▶ To do
Return the listing below in full, with every line exactly as it is.

Stored records:
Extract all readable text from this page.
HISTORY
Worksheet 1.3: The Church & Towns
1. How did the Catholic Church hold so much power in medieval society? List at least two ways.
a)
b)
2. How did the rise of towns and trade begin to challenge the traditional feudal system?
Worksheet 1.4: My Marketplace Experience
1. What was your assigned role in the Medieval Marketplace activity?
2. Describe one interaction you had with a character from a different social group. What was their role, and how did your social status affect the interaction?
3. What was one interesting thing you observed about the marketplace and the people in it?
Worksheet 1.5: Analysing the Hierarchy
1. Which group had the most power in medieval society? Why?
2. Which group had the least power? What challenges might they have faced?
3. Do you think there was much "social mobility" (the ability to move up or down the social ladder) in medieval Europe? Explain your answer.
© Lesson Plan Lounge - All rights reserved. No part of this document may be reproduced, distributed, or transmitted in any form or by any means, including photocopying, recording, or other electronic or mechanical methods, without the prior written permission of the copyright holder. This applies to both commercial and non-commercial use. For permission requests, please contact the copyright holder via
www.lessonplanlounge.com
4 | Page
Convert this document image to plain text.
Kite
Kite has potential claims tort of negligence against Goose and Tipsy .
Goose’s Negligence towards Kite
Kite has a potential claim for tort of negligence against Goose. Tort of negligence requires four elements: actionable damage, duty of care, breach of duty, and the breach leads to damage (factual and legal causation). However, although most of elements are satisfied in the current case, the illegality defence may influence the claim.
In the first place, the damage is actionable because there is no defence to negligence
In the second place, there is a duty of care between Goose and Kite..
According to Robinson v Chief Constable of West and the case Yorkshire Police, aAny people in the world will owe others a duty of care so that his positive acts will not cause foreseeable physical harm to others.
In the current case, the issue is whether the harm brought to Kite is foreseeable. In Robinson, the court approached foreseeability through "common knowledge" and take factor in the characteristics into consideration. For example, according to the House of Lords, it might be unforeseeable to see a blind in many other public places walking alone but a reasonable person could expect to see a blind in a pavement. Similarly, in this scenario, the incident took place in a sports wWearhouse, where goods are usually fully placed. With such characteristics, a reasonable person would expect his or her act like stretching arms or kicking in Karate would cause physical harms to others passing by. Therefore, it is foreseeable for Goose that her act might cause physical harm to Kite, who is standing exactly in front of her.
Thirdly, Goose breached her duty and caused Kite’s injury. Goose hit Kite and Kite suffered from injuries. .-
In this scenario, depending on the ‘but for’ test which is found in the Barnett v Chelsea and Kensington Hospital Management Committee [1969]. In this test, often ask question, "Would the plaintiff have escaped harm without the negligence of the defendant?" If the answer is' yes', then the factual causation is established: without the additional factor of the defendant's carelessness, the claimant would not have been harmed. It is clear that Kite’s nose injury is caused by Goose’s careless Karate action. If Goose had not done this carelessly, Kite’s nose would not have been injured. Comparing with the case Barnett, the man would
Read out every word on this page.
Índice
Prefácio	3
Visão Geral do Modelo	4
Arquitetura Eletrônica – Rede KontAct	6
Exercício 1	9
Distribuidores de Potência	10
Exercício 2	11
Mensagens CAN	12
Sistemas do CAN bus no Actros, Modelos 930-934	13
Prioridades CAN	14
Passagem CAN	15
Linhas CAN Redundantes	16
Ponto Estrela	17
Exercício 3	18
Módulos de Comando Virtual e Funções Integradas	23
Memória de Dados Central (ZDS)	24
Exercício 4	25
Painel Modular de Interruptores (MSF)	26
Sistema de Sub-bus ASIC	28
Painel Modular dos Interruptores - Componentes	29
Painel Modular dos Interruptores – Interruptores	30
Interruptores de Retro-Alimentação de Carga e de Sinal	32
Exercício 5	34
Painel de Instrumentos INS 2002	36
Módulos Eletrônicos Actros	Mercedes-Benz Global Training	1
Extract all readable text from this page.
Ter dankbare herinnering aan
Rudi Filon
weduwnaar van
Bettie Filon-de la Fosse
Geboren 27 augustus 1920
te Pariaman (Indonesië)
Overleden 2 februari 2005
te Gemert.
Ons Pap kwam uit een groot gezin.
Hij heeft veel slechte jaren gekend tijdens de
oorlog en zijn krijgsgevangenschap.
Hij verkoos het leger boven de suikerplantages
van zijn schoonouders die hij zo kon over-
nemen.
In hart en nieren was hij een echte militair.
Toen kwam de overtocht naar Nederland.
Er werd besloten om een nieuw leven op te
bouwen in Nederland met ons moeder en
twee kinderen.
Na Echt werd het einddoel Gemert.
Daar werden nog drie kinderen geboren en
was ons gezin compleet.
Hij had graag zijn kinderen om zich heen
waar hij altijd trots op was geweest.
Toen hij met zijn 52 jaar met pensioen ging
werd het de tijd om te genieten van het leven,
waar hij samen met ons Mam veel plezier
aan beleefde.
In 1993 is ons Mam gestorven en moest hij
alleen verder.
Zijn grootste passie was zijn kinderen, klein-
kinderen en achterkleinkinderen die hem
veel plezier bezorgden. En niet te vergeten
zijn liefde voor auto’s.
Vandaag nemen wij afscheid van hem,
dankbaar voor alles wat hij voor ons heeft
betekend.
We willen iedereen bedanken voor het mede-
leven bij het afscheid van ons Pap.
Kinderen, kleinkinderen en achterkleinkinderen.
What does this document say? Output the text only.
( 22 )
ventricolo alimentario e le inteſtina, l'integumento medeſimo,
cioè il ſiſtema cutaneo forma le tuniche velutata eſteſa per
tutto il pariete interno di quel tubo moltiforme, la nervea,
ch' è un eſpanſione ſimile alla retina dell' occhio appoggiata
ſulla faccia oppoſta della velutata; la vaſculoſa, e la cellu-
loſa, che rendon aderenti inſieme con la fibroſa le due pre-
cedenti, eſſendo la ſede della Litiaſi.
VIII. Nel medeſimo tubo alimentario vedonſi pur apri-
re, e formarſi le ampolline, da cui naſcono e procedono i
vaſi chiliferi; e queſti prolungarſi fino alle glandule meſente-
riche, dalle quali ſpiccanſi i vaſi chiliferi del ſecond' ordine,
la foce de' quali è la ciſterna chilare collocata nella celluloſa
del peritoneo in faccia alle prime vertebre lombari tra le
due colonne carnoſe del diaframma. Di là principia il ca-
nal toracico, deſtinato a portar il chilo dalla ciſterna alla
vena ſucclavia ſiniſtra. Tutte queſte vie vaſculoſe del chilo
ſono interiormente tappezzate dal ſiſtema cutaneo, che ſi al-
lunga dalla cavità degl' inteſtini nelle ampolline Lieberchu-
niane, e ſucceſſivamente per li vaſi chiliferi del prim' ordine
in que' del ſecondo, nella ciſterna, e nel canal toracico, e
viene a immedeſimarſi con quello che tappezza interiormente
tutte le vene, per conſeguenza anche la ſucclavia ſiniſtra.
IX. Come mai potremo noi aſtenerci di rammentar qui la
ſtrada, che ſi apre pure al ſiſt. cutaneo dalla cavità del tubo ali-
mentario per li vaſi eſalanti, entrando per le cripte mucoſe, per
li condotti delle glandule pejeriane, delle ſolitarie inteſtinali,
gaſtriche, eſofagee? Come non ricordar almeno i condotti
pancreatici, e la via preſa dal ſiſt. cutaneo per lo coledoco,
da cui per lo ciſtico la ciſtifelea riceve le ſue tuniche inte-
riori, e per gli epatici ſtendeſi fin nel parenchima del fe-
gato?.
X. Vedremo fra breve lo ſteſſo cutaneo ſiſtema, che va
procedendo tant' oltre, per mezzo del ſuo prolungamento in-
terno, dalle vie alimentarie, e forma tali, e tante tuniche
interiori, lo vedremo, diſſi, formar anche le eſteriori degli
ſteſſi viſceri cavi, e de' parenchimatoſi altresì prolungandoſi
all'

▶ Result below
Extract all readable text from this page.
HISTORY
Worksheet 1.3: The Church & Towns
1. How did the Catholic Church hold so much power in medieval society? List at least two ways.
a)
b)
2. How did the rise of towns and trade begin to challenge the traditional feudal system?
Worksheet 1.4: My Marketplace Experience
1. What was your assigned role in the Medieval Marketplace activity?
2. Describe one interaction you had with a character from a different social group. What was their role, and how did your social status affect the interaction?
3. What was one interesting thing you observed about the marketplace and the people in it?
Worksheet 1.5: Analysing the Hierarchy
1. Which group had the most power in medieval society? Why?
2. Which group had the least power? What challenges might they have faced?
3. Do you think there was much "social mobility" (the ability to move up or down the social ladder) in medieval Europe? Explain your answer.
© Lesson Plan Lounge - All rights reserved. No part of this document may be reproduced, distributed, or transmitted in any form or by any means, including photocopying, recording, or other electronic or mechanical methods, without the prior written permission of the copyright holder. This applies to both commercial and non-commercial use. For permission requests, please contact the copyright holder via
www.lessonplanlounge.com
4 | Page
Convert this document image to plain text.
Kite
Kite has potential claims tort of negligence against Goose and Tipsy .
Goose’s Negligence towards Kite
Kite has a potential claim for tort of negligence against Goose. Tort of negligence requires four elements: actionable damage, duty of care, breach of duty, and the breach leads to damage (factual and legal causation). However, although most of elements are satisfied in the current case, the illegality defence may influence the claim.
In the first place, the damage is actionable because there is no defence to negligence
In the second place, there is a duty of care between Goose and Kite..
According to Robinson v Chief Constable of West and the case Yorkshire Police, aAny people in the world will owe others a duty of care so that his positive acts will not cause foreseeable physical harm to others.
In the current case, the issue is whether the harm brought to Kite is foreseeable. In Robinson, the court approached foreseeability through "common knowledge" and take factor in the characteristics into consideration. For example, according to the House of Lords, it might be unforeseeable to see a blind in many other public places walking alone but a reasonable person could expect to see a blind in a pavement. Similarly, in this scenario, the incident took place in a sports wWearhouse, where goods are usually fully placed. With such characteristics, a reasonable person would expect his or her act like stretching arms or kicking in Karate would cause physical harms to others passing by. Therefore, it is foreseeable for Goose that her act might cause physical harm to Kite, who is standing exactly in front of her.
Thirdly, Goose breached her duty and caused Kite’s injury. Goose hit Kite and Kite suffered from injuries. .-
In this scenario, depending on the ‘but for’ test which is found in the Barnett v Chelsea and Kensington Hospital Management Committee [1969]. In this test, often ask question, "Would the plaintiff have escaped harm without the negligence of the defendant?" If the answer is' yes', then the factual causation is established: without the additional factor of the defendant's carelessness, the claimant would not have been harmed. It is clear that Kite’s nose injury is caused by Goose’s careless Karate action. If Goose had not done this carelessly, Kite’s nose would not have been injured. Comparing with the case Barnett, the man would
Read out every word on this page.
Índice
Prefácio	3
Visão Geral do Modelo	4
Arquitetura Eletrônica – Rede KontAct	6
Exercício 1	9
Distribuidores de Potência	10
Exercício 2	11
Mensagens CAN	12
Sistemas do CAN bus no Actros, Modelos 930-934	13
Prioridades CAN	14
Passagem CAN	15
Linhas CAN Redundantes	16
Ponto Estrela	17
Exercício 3	18
Módulos de Comando Virtual e Funções Integradas	23
Memória de Dados Central (ZDS)	24
Exercício 4	25
Painel Modular de Interruptores (MSF)	26
Sistema de Sub-bus ASIC	28
Painel Modular dos Interruptores - Componentes	29
Painel Modular dos Interruptores – Interruptores	30
Interruptores de Retro-Alimentação de Carga e de Sinal	32
Exercício 5	34
Painel de Instrumentos INS 2002	36
Módulos Eletrônicos Actros	Mercedes-Benz Global Training	1
Extract all readable text from this page.
Ter dankbare herinnering aan
Rudi Filon
weduwnaar van
Bettie Filon-de la Fosse
Geboren 27 augustus 1920
te Pariaman (Indonesië)
Overleden 2 februari 2005
te Gemert.
Ons Pap kwam uit een groot gezin.
Hij heeft veel slechte jaren gekend tijdens de
oorlog en zijn krijgsgevangenschap.
Hij verkoos het leger boven de suikerplantages
van zijn schoonouders die hij zo kon over-
nemen.
In hart en nieren was hij een echte militair.
Toen kwam de overtocht naar Nederland.
Er werd besloten om een nieuw leven op te
bouwen in Nederland met ons moeder en
twee kinderen.
Na Echt werd het einddoel Gemert.
Daar werden nog drie kinderen geboren en
was ons gezin compleet.
Hij had graag zijn kinderen om zich heen
waar hij altijd trots op was geweest.
Toen hij met zijn 52 jaar met pensioen ging
werd het de tijd om te genieten van het leven,
waar hij samen met ons Mam veel plezier
aan beleefde.
In 1993 is ons Mam gestorven en moest hij
alleen verder.
Zijn grootste passie was zijn kinderen, klein-
kinderen en achterkleinkinderen die hem
veel plezier bezorgden. En niet te vergeten
zijn liefde voor auto’s.
Vandaag nemen wij afscheid van hem,
dankbaar voor alles wat hij voor ons heeft
betekend.
We willen iedereen bedanken voor het mede-
leven bij het afscheid van ons Pap.
Kinderen, kleinkinderen en achterkleinkinderen.
What does this document say? Output the text only.
( 22 )
ventricolo alimentario e le inteſtina, l'integumento medeſimo,
cioè il ſiſtema cutaneo forma le tuniche velutata eſteſa per
tutto il pariete interno di quel tubo moltiforme, la nervea,
ch' è un eſpanſione ſimile alla retina dell' occhio appoggiata
ſulla faccia oppoſta della velutata; la vaſculoſa, e la cellu-
loſa, che rendon aderenti inſieme con la fibroſa le due pre-
cedenti, eſſendo la ſede della Litiaſi.
VIII. Nel medeſimo tubo alimentario vedonſi pur apri-
re, e formarſi le ampolline, da cui naſcono e procedono i
vaſi chiliferi; e queſti prolungarſi fino alle glandule meſente-
riche, dalle quali ſpiccanſi i vaſi chiliferi del ſecond' ordine,
la foce de' quali è la ciſterna chilare collocata nella celluloſa
del peritoneo in faccia alle prime vertebre lombari tra le
due colonne carnoſe del diaframma. Di là principia il ca-
nal toracico, deſtinato a portar il chilo dalla ciſterna alla
vena ſucclavia ſiniſtra. Tutte queſte vie vaſculoſe del chilo
ſono interiormente tappezzate dal ſiſtema cutaneo, che ſi al-
lunga dalla cavità degl' inteſtini nelle ampolline Lieberchu-
niane, e ſucceſſivamente per li vaſi chiliferi del prim' ordine
in que' del ſecondo, nella ciſterna, e nel canal toracico, e
viene a immedeſimarſi con quello che tappezza interiormente
tutte le vene, per conſeguenza anche la ſucclavia ſiniſtra.
IX. Come mai potremo noi aſtenerci di rammentar qui la
ſtrada, che ſi apre pure al ſiſt. cutaneo dalla cavità del tubo ali-
mentario per li vaſi eſalanti, entrando per le cripte mucoſe, per
li condotti delle glandule pejeriane, delle ſolitarie inteſtinali,
gaſtriche, eſofagee? Come non ricordar almeno i condotti
pancreatici, e la via preſa dal ſiſt. cutaneo per lo coledoco,
da cui per lo ciſtico la ciſtifelea riceve le ſue tuniche inte-
riori, e per gli epatici ſtendeſi fin nel parenchima del fe-
gato?.
X. Vedremo fra breve lo ſteſſo cutaneo ſiſtema, che va
procedendo tant' oltre, per mezzo del ſuo prolungamento in-
terno, dalle vie alimentarie, e forma tali, e tante tuniche
interiori, lo vedremo, diſſi, formar anche le eſteriori degli
ſteſſi viſceri cavi, e de' parenchimatoſi altresì prolungandoſi
all'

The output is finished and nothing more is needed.